-- start ITEMS --

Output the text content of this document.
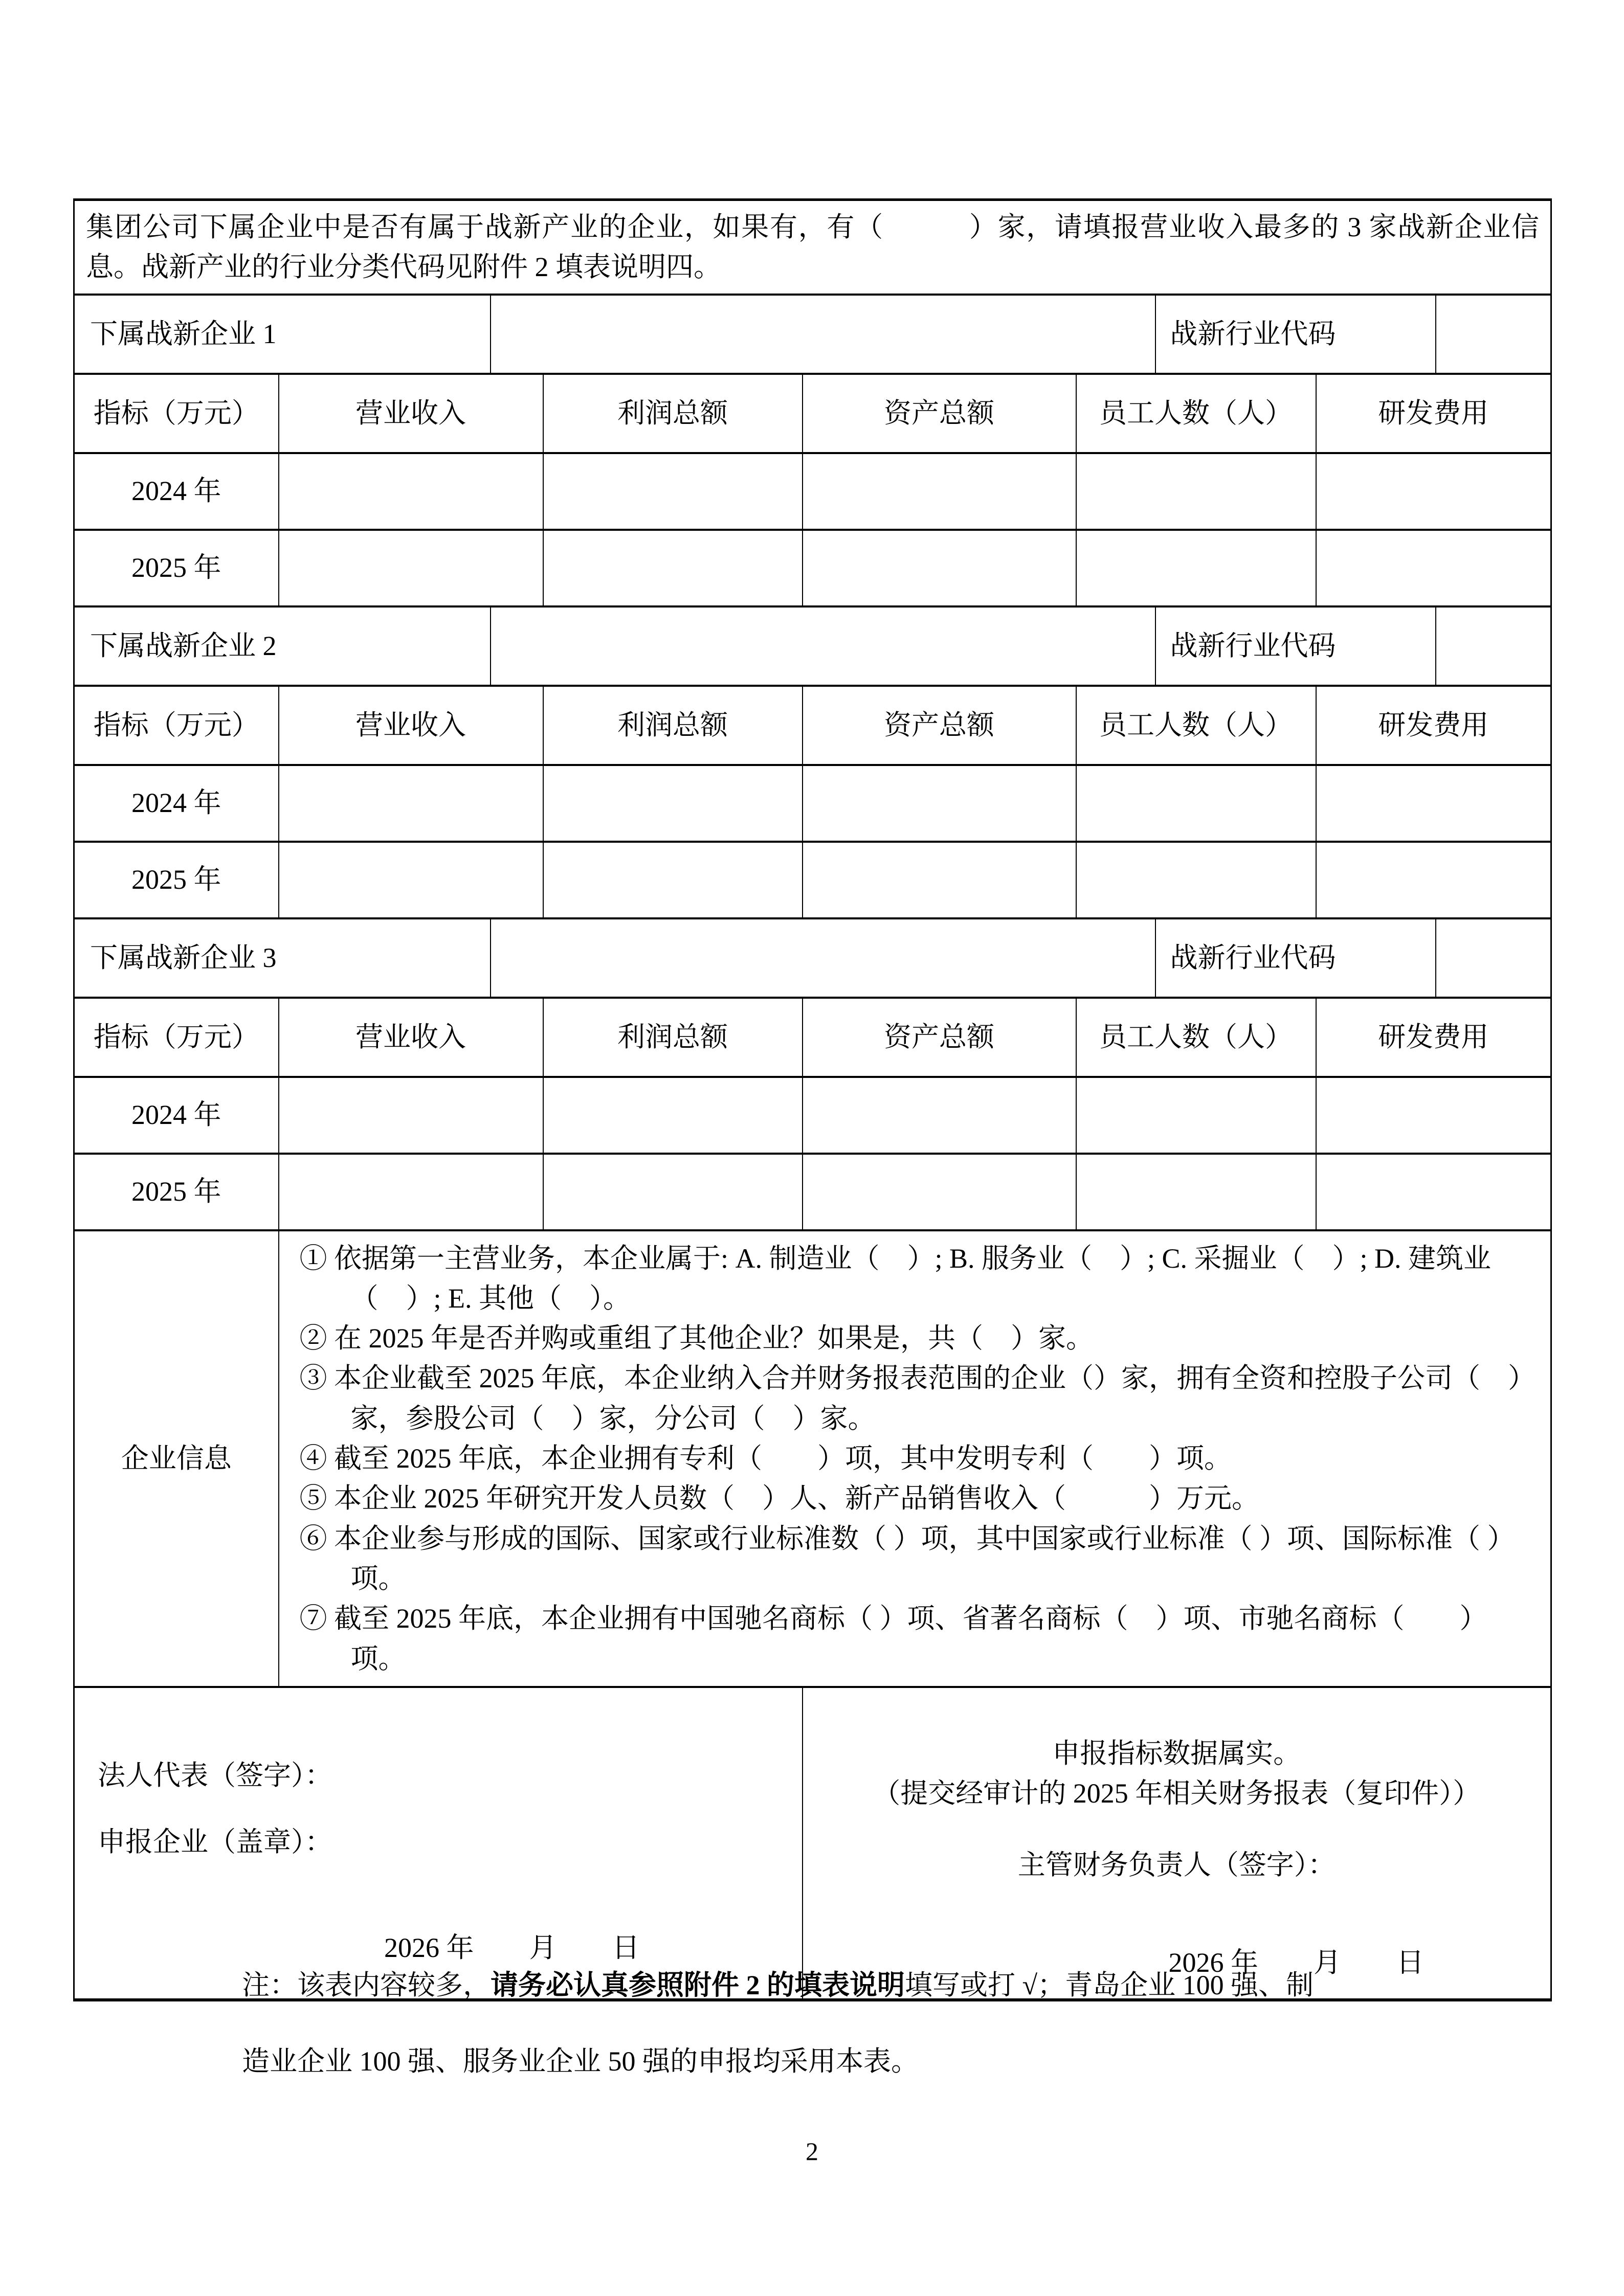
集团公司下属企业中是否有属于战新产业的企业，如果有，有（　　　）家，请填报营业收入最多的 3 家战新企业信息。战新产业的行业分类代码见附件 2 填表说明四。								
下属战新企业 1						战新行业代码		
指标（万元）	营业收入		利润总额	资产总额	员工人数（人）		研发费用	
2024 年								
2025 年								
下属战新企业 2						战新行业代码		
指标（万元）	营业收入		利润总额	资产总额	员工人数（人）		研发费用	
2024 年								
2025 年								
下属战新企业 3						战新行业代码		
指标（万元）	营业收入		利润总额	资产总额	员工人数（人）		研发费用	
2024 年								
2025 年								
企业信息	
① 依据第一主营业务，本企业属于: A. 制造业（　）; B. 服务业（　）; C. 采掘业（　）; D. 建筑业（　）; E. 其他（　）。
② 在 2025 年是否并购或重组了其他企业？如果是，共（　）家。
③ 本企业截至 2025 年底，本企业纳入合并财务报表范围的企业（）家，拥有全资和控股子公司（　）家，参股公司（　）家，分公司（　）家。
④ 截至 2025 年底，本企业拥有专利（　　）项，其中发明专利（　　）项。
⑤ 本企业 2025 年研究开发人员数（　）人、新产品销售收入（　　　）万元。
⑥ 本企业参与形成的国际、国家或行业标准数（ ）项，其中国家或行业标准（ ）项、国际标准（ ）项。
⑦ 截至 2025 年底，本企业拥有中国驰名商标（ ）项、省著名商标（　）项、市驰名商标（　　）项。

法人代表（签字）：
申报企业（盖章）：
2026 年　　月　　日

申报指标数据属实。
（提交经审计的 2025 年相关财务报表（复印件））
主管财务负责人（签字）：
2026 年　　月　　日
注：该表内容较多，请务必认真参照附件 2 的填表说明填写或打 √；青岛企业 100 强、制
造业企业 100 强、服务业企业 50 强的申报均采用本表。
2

-- end ITEMS --

- WHAT IS REQUIRED -
Repeat each entry exactly as given; no pictures belong in the copy.

- THE COMPLETED TASK -
Output the text content of this document.
集团公司下属企业中是否有属于战新产业的企业，如果有，有（　　　）家，请填报营业收入最多的 3 家战新企业信息。战新产业的行业分类代码见附件 2 填表说明四。								
下属战新企业 1						战新行业代码		
指标（万元）	营业收入		利润总额	资产总额	员工人数（人）		研发费用	
2024 年								
2025 年								
下属战新企业 2						战新行业代码		
指标（万元）	营业收入		利润总额	资产总额	员工人数（人）		研发费用	
2024 年								
2025 年								
下属战新企业 3						战新行业代码		
指标（万元）	营业收入		利润总额	资产总额	员工人数（人）		研发费用	
2024 年								
2025 年								
企业信息	
① 依据第一主营业务，本企业属于: A. 制造业（　）; B. 服务业（　）; C. 采掘业（　）; D. 建筑业（　）; E. 其他（　）。
② 在 2025 年是否并购或重组了其他企业？如果是，共（　）家。
③ 本企业截至 2025 年底，本企业纳入合并财务报表范围的企业（）家，拥有全资和控股子公司（　）家，参股公司（　）家，分公司（　）家。
④ 截至 2025 年底，本企业拥有专利（　　）项，其中发明专利（　　）项。
⑤ 本企业 2025 年研究开发人员数（　）人、新产品销售收入（　　　）万元。
⑥ 本企业参与形成的国际、国家或行业标准数（ ）项，其中国家或行业标准（ ）项、国际标准（ ）项。
⑦ 截至 2025 年底，本企业拥有中国驰名商标（ ）项、省著名商标（　）项、市驰名商标（　　）项。

法人代表（签字）：
申报企业（盖章）：
2026 年　　月　　日

申报指标数据属实。
（提交经审计的 2025 年相关财务报表（复印件））
主管财务负责人（签字）：
2026 年　　月　　日
注：该表内容较多，请务必认真参照附件 2 的填表说明填写或打 √；青岛企业 100 强、制
造业企业 100 强、服务业企业 50 强的申报均采用本表。
2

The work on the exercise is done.